* Texte à lire *
────────────────

CONCLUSION

La justice civile britannique connaît aujourd'hui des délais et surtout des coûts très supérieurs à ceux rencontrés en France mais pour des motifs différents.

La croissance des flux y est en revanche sans commune mesure avec l'inflation spectaculaire constatée en France, en raison des règles de procédure (encadrement de l'appel notamment) et de l'importance des coûts.

La mise en oeuvre de la réforme proposée par Lord Woolf entraînerait plusieurs évolutions culturelles qui, cumulées, formeraient sans doute une quasi-révolution :

1. la maîtrise du procès passerait des parties au juge ;

2. le coût de la justice risquerait de passer des parties à l'Etat mais cette charge pourrait être compensée par la baisse du coût de chaque affaire bénéficiaire de l'aide judiciaire;

3. l' informatisation généralisée transformerait substantiellement les méthodes de travail des juges et des auxiliaires de justice ;

4. la refonte des procédures civiles simplifierait l' accès à la justice .

5. L'équilibre entre les parties étant rétabli par des procédures standardisées, les plus forts devraient davantage considérer le fond du litige avant de s'engager dans un contentieux.

6. Le plafonnement des honoraires antérieurs à l'audience devrait inciter davantage de solicitors à plaider.

7. En cumulant aide judiciaire et honoraires plafonnés, sous réserve d'un accord préalable client-défenseur pour les dépassements, serait créé une sorte de " secteur conventionné " de la justice.

Le nouveau Lord Chancellor n'a pas à ce jour indiqué s'il poursuivrait cette réforme dans le calendrier envisagé primitivement (date-butoir octobre 1998).

Elle n'a pas que des partisans notamment parmi ceux qui pourraient craindre, par exemple les barristers, de voire diminuer le volume des affaires soumises aux tribunaux en raison de l'encouragement des méthodes alternatives de résolution des conflits (ADR).

────────────────

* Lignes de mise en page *

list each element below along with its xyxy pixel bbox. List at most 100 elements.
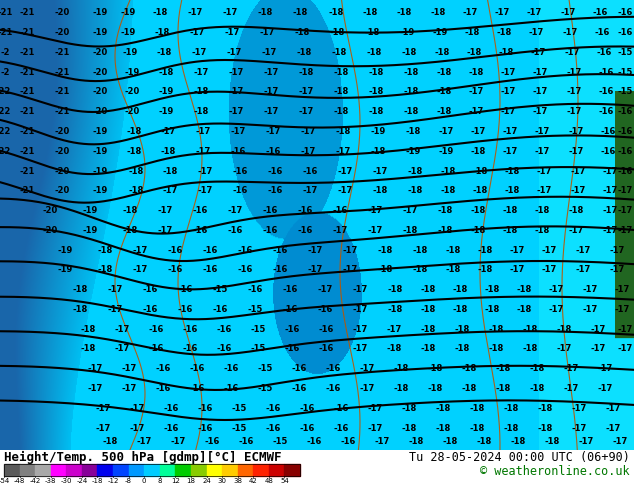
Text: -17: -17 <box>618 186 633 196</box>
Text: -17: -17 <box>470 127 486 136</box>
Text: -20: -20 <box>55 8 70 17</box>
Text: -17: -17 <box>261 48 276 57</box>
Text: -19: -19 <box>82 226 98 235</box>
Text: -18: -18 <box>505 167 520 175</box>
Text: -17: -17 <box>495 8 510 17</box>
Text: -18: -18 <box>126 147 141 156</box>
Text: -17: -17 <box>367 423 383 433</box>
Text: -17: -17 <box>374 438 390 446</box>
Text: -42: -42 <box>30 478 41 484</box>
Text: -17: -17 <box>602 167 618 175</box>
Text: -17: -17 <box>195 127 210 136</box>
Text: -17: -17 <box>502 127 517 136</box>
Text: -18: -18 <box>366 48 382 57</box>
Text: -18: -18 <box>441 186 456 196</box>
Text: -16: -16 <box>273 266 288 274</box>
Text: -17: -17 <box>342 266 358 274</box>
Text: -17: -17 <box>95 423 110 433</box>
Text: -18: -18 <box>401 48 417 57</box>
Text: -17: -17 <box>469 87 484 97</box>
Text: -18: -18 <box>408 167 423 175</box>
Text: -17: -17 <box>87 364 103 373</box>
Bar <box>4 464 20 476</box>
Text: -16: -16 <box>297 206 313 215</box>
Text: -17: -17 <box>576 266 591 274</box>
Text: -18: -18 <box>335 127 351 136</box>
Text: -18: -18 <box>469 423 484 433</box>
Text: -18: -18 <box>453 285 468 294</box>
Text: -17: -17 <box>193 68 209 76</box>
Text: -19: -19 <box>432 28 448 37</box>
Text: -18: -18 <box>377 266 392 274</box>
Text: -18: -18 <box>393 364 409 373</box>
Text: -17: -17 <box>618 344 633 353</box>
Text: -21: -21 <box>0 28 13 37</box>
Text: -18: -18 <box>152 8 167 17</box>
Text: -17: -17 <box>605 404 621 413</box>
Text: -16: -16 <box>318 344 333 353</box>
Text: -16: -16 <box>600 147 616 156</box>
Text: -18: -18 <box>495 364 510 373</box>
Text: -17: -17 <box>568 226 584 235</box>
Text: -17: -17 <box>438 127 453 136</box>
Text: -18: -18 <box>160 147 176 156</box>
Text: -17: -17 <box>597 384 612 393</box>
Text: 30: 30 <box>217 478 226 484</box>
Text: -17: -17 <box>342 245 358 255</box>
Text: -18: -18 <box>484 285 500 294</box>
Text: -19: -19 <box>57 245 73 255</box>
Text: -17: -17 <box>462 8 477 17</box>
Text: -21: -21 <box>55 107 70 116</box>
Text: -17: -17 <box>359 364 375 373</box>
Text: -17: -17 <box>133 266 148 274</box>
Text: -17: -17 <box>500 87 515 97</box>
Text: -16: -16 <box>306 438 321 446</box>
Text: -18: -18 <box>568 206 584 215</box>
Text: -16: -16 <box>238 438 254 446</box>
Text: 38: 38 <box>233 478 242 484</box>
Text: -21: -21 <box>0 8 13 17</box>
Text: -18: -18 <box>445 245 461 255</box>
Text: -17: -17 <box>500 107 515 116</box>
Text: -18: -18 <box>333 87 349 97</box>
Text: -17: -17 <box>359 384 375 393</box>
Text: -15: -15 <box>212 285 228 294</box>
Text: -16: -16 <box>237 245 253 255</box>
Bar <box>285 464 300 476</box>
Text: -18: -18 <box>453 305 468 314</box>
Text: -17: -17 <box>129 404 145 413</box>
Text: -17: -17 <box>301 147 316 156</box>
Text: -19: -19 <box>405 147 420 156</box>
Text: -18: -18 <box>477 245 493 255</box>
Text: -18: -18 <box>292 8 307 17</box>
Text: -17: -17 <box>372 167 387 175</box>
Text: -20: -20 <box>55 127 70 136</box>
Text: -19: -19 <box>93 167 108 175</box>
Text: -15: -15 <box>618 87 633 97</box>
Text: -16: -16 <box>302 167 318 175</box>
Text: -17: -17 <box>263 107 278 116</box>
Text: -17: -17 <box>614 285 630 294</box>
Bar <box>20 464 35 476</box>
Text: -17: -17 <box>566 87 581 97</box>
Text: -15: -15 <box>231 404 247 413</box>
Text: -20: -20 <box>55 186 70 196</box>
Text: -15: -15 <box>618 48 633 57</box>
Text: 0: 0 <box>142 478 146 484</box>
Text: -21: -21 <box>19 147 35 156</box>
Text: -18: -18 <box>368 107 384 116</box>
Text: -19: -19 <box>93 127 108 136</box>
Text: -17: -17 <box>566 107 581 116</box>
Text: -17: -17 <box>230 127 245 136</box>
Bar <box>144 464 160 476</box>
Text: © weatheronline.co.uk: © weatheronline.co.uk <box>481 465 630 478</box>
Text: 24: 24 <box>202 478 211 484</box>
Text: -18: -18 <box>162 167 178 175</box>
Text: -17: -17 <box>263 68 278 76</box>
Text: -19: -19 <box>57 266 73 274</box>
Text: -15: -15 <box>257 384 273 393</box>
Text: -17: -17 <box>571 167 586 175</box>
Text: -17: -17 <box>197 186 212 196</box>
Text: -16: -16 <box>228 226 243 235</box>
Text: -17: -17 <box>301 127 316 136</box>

────────────────

* Travail demandé *
**A)** D'après le texte sur la réforme de la justice civile britannique, quelle date-butoir était envisagée à l'origine pour cette réforme ?
**B)** Reprenez le texte sur la réforme de la justice civile britannique à la suite de sa dernière phrase et poursuivez-le.

* En réponse *
**A)** Octobre 1998.

**B)**
En réalité, l'accroissement de l'efficacité des juridictions et la maîtrise des coûts risquent de provoquer un afflux de nouveau contentieux bénéfique pour ces professions mais problématique pour l'engorgement des tribunaux.

Les observateurs français suivront avec intérêt la mise en oeuvre d'une réforme dont le succès contribuerait sans doute à une harmonisation, souhaitable à terme, de nos pratiques judiciaires.

Les comparaisons et les enseignements qui pourront en être tirés, le cas échéant, pour la France dépendront largement des évolutions du volume du contentieux, du degré d'informatisation finalement mis en uvre et de l'efficacité d'une médiation suggérée par le juge au regard d'une culture britannique tournée vers la transaction volontaire sous la pression du coût des procédures.

Il est apparu à la mission difficile de transposer en France les évolutions britanniques compte tenu des différences de toutes sortes qui caractérisent les deux systèmes et faussent toute comparaison générale.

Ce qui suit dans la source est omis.